**Set task**
Tally every line of the listing below that holds "Error", then give the tally alone.
+ + + + +
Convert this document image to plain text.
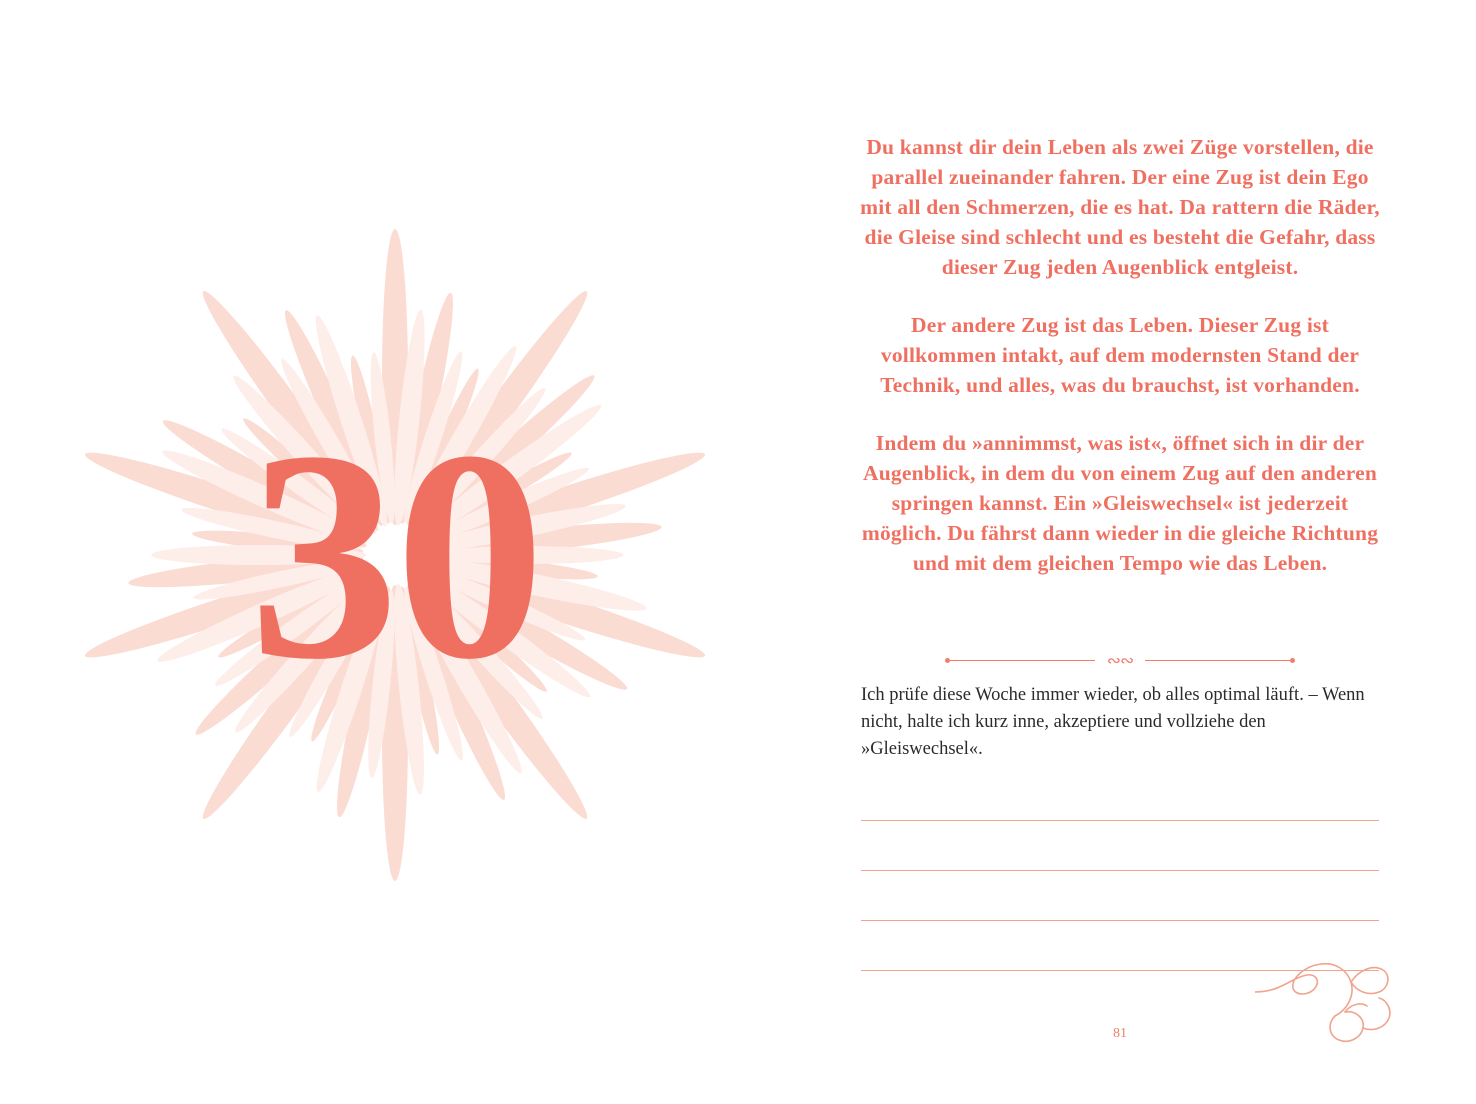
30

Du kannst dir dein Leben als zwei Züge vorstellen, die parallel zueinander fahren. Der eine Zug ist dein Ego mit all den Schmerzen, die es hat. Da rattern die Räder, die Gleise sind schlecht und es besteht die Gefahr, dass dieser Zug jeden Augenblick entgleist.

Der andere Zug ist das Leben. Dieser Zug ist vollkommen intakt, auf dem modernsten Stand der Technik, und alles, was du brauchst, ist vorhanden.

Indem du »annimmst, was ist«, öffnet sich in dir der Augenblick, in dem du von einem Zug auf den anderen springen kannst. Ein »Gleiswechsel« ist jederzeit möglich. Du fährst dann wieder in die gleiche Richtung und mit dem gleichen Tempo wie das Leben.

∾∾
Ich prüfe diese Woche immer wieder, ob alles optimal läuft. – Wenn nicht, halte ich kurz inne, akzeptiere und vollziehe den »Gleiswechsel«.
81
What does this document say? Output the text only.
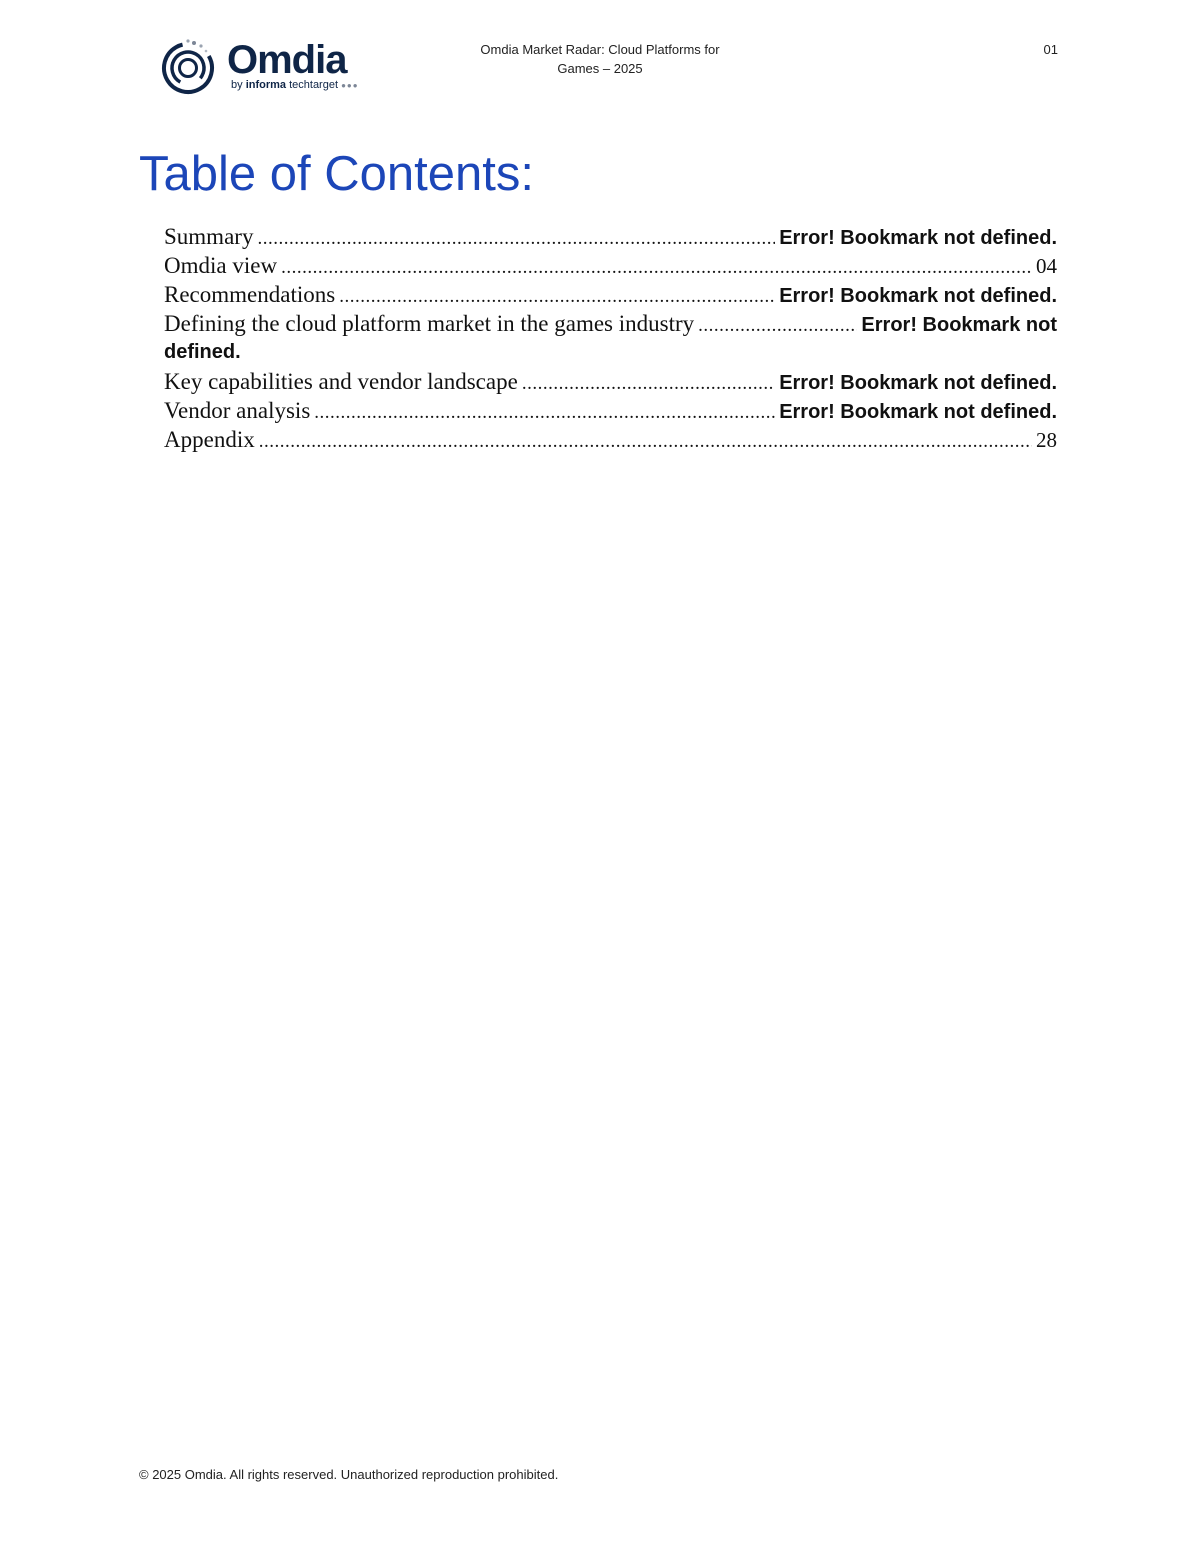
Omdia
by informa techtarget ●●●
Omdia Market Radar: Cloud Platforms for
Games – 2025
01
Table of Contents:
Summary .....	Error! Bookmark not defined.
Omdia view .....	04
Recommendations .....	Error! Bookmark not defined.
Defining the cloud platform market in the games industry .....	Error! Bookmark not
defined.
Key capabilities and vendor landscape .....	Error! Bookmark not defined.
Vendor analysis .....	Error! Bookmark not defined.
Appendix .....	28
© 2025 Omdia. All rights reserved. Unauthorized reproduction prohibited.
+ + + + +
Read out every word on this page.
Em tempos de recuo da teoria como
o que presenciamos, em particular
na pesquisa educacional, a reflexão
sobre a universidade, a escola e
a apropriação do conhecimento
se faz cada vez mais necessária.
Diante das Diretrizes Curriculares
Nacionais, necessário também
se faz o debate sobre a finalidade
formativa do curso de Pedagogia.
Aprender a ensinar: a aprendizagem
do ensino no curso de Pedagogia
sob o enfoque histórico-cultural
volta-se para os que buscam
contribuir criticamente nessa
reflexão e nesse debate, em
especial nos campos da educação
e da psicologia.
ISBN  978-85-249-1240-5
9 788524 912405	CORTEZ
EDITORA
+ + + + +
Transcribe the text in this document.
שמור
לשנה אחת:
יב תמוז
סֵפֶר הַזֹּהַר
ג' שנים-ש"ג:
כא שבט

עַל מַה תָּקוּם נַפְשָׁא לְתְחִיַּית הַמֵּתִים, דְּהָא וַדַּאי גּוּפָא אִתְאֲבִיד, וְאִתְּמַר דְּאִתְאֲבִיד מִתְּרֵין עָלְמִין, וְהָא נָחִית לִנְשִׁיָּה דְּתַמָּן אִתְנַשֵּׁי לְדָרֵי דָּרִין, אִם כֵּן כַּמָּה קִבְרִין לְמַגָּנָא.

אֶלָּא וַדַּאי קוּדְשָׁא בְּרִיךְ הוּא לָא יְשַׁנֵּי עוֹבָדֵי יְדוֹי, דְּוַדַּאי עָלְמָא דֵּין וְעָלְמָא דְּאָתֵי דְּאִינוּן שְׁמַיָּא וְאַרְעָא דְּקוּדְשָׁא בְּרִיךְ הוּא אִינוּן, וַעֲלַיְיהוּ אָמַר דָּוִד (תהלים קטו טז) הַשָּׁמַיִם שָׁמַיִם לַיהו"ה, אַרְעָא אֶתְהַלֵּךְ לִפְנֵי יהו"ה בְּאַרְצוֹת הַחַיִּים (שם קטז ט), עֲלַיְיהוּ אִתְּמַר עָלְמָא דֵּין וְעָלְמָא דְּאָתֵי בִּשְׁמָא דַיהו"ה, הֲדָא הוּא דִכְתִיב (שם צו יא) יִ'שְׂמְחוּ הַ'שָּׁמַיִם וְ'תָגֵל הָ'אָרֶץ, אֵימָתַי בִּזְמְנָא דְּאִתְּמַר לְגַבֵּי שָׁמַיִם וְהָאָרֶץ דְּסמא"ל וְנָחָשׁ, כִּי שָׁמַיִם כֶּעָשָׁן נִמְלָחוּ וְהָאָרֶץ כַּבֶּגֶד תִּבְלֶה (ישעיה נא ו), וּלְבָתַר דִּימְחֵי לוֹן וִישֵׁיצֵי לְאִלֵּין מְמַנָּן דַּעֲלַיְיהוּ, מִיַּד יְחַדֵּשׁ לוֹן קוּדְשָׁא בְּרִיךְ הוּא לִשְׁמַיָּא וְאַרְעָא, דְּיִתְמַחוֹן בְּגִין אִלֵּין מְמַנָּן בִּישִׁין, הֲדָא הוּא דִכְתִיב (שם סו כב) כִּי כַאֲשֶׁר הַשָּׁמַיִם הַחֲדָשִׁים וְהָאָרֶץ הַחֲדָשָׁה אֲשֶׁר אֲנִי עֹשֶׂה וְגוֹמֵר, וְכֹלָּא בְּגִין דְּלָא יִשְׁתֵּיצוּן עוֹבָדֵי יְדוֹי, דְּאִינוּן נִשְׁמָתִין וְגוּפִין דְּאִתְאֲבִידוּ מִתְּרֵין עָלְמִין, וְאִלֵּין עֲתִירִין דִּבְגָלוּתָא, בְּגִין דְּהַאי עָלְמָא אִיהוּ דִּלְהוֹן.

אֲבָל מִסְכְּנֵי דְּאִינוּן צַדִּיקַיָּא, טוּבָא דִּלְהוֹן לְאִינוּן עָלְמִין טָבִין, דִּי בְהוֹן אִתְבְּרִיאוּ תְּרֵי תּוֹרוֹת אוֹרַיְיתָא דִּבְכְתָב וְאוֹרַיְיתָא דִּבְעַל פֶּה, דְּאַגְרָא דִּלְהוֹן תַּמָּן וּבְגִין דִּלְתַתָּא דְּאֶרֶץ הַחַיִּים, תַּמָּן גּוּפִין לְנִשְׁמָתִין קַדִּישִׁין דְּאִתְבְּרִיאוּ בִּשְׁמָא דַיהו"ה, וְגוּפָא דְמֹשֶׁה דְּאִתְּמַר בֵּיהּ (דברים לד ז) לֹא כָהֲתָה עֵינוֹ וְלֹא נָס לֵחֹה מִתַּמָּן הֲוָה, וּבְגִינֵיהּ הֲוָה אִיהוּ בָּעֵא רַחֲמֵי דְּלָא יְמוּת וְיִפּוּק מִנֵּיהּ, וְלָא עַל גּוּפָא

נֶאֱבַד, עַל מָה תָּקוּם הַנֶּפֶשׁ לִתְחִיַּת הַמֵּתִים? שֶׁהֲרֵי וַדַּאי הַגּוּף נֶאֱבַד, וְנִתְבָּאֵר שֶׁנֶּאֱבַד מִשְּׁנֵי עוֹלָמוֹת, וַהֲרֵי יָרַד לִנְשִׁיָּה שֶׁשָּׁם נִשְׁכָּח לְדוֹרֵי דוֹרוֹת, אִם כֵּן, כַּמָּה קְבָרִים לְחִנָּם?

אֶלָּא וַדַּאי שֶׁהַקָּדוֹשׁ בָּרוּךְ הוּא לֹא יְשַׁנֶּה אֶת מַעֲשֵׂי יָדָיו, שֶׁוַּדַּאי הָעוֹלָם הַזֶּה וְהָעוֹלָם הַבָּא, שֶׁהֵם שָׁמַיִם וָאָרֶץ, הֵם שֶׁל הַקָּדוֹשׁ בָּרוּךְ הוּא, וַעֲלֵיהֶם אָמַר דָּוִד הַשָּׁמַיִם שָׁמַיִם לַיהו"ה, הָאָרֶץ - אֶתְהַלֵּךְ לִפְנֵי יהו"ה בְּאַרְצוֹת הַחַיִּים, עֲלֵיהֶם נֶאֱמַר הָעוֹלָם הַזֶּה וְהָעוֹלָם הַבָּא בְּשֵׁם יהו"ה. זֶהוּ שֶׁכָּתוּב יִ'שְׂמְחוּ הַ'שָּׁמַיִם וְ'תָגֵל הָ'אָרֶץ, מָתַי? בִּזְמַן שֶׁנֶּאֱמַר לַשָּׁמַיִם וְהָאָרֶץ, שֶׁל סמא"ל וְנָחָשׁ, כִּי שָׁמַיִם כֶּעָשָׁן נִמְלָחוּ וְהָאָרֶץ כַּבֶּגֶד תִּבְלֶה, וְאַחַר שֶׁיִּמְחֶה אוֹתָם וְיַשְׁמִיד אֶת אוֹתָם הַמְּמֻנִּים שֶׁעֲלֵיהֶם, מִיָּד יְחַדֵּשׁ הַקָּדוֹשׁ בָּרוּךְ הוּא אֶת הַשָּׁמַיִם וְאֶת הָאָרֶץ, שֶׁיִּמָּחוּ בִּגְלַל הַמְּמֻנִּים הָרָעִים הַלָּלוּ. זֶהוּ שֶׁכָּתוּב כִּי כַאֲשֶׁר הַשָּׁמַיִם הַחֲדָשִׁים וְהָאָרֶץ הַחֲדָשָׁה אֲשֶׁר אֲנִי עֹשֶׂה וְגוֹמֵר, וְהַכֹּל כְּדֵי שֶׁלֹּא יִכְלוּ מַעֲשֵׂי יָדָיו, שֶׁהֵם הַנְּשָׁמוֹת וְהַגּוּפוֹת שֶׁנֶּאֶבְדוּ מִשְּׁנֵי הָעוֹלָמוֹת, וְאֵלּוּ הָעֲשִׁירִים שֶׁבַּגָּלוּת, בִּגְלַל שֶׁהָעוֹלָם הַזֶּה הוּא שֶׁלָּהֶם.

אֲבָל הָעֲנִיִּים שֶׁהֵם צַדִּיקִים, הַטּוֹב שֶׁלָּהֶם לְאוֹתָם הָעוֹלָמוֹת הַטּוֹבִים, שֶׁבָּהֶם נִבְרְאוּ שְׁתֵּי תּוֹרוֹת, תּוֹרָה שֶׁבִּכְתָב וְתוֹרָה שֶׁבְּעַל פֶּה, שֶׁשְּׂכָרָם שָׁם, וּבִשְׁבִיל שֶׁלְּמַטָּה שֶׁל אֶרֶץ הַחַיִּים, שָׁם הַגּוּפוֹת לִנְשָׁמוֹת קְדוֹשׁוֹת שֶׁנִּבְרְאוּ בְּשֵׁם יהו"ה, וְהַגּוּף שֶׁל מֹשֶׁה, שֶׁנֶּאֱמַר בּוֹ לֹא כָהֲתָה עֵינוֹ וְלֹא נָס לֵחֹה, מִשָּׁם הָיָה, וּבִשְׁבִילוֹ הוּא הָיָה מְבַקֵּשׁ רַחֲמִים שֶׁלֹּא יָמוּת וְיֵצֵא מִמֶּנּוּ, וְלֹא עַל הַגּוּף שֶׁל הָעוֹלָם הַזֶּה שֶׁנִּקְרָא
+ + + + +
**Answer to this problem**
5